Loan No. 5561000340 I

 

PROMISSORY NOTE

 

$7,850,000.00 As of September 8, 2021

 

FOR VALUE RECEIVED, VICTORYBASE SCI, LLC, a Texas limited liability company (“Borrower”), with a mailing address of 550 Reserve Street, Suite 190, Southlake, Texas 76092, promises to pay to the order of BANK OZK, an Arkansas state bank, with offices in Charlotte, North Carolina (“Bank”), or to the order of any subsequent holder hereof, in lawful money of the United States of America, the principal sum of Seven Million Eight Hundred Fifty Thousand and No/I 00 Dollars ($7,850,000.00), or so much thereof as may be advanced under the terms and conditions of that certain Loan Agreement of even date herewith by and between Borrower and Bank (as amended, restated, and otherwise modified from time to time, the “Loan Agreement”) together with interest on the unpaid principal balance from the date hereof (“Loan”) at the initial interest rate per annum equal to the Wall Street Journal Prime Rate at the time of closing plus one and one half percent (1.50%); provided, however, that during the term of the Loan the interest rate shall not be less than four and three quarters of one percent (4.75%). All terms capitalized herein and not otherwise defined shall have the meanings set forth in the Loan Agreement.

:: What you will do ::
Continue the promissory note above, starting after its final sentence.

:: Dataset section ::
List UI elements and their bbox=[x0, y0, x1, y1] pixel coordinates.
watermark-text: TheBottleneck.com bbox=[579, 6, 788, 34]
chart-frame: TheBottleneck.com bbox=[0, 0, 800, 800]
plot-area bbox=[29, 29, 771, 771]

:: Result below ::
 

Section 1. Interest Rate. For purposes of this Promissory Note (“Note”), the “Wall Street Journal Prime Rate” shall mean the Prime Rate, which can change daily, as published in the Eastern Edition of The Wall Street Journal, a publication owned and operated by Dow Jones & Company, Inc. Interest shall accrue on a three hundred sixty (360) actual days basis. It is specifically understood by Borrower that the interest rate may change on a daily basis and that the monthly payment amounts payable by the Borrower will change monthly as the interest rate changes. In the event the Wall Street Journal ceases to be available to Bank for any reason or ceases to provide such rate listing, the interest rate applicable to the outstanding principal balance will be determined based upon an alternate index selected by Bank in its discretion.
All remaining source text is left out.